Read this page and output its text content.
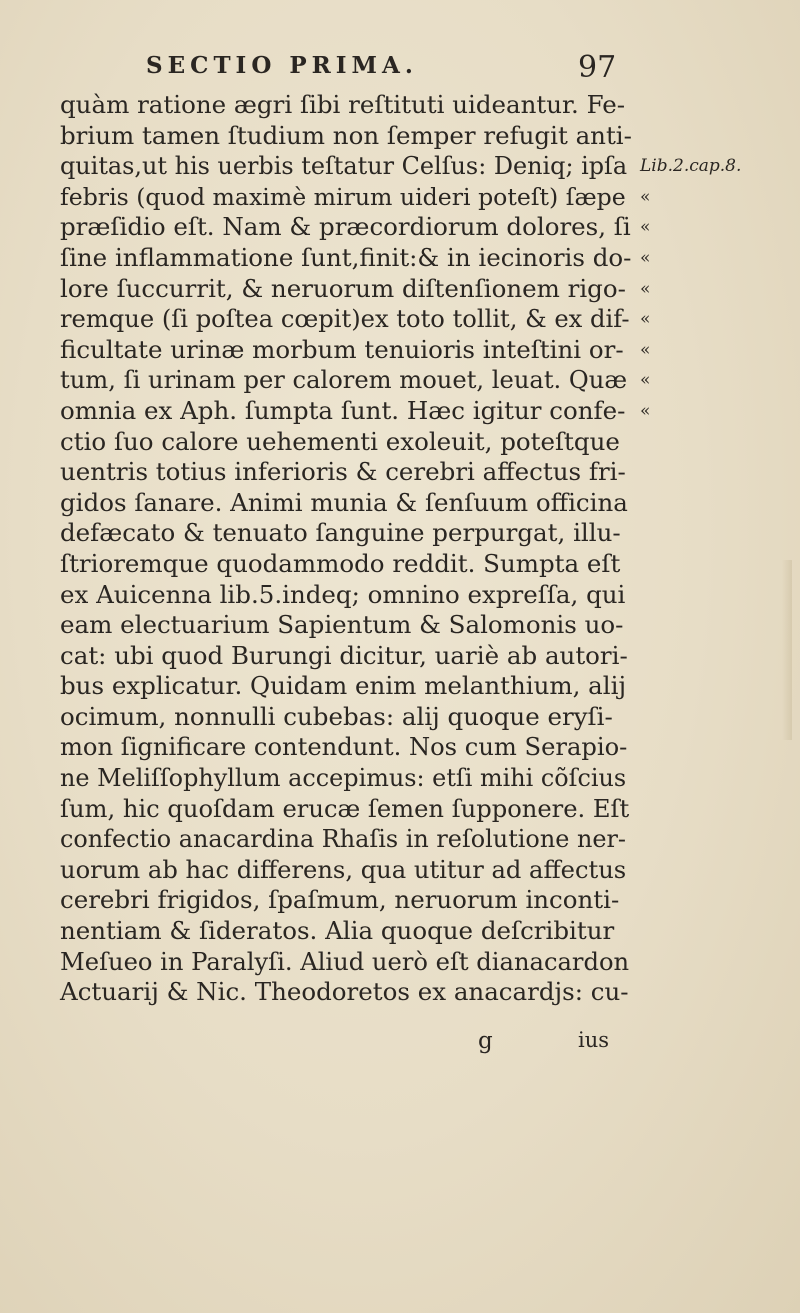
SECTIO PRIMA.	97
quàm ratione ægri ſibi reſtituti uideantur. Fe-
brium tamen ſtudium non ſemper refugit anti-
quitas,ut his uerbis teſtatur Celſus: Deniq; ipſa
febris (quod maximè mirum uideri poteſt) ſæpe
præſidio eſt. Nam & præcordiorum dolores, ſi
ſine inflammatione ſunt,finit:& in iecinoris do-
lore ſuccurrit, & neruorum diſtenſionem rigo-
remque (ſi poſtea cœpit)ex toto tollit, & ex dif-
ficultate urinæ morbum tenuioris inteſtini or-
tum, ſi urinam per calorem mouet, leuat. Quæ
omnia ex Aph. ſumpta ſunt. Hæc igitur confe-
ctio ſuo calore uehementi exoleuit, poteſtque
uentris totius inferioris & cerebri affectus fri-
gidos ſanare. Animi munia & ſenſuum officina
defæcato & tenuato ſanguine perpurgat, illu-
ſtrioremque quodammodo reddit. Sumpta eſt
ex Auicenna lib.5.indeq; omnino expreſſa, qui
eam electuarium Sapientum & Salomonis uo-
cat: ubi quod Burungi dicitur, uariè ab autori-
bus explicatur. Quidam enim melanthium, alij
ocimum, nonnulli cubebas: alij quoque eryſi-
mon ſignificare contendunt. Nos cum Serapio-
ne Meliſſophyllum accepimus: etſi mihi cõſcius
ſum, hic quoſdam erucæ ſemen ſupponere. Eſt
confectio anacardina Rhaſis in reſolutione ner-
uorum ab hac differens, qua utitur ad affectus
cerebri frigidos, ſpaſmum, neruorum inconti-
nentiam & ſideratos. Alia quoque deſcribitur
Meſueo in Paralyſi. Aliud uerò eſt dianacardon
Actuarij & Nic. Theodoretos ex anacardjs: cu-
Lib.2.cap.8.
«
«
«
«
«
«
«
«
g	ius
════════════════
_YOUR GOAL_
Every entry above is to be set down exactly; the pictures are to be left out.

_OUTPUT_
Read this page and output its text content.
SECTIO PRIMA.	97
quàm ratione ægri ſibi reſtituti uideantur. Fe-
brium tamen ſtudium non ſemper refugit anti-
quitas,ut his uerbis teſtatur Celſus: Deniq; ipſa
febris (quod maximè mirum uideri poteſt) ſæpe
præſidio eſt. Nam & præcordiorum dolores, ſi
ſine inflammatione ſunt,finit:& in iecinoris do-
lore ſuccurrit, & neruorum diſtenſionem rigo-
remque (ſi poſtea cœpit)ex toto tollit, & ex dif-
ficultate urinæ morbum tenuioris inteſtini or-
tum, ſi urinam per calorem mouet, leuat. Quæ
omnia ex Aph. ſumpta ſunt. Hæc igitur confe-
ctio ſuo calore uehementi exoleuit, poteſtque
uentris totius inferioris & cerebri affectus fri-
gidos ſanare. Animi munia & ſenſuum officina
defæcato & tenuato ſanguine perpurgat, illu-
ſtrioremque quodammodo reddit. Sumpta eſt
ex Auicenna lib.5.indeq; omnino expreſſa, qui
eam electuarium Sapientum & Salomonis uo-
cat: ubi quod Burungi dicitur, uariè ab autori-
bus explicatur. Quidam enim melanthium, alij
ocimum, nonnulli cubebas: alij quoque eryſi-
mon ſignificare contendunt. Nos cum Serapio-
ne Meliſſophyllum accepimus: etſi mihi cõſcius
ſum, hic quoſdam erucæ ſemen ſupponere. Eſt
confectio anacardina Rhaſis in reſolutione ner-
uorum ab hac differens, qua utitur ad affectus
cerebri frigidos, ſpaſmum, neruorum inconti-
nentiam & ſideratos. Alia quoque deſcribitur
Meſueo in Paralyſi. Aliud uerò eſt dianacardon
Actuarij & Nic. Theodoretos ex anacardjs: cu-
Lib.2.cap.8.
«
«
«
«
«
«
«
«
g	ius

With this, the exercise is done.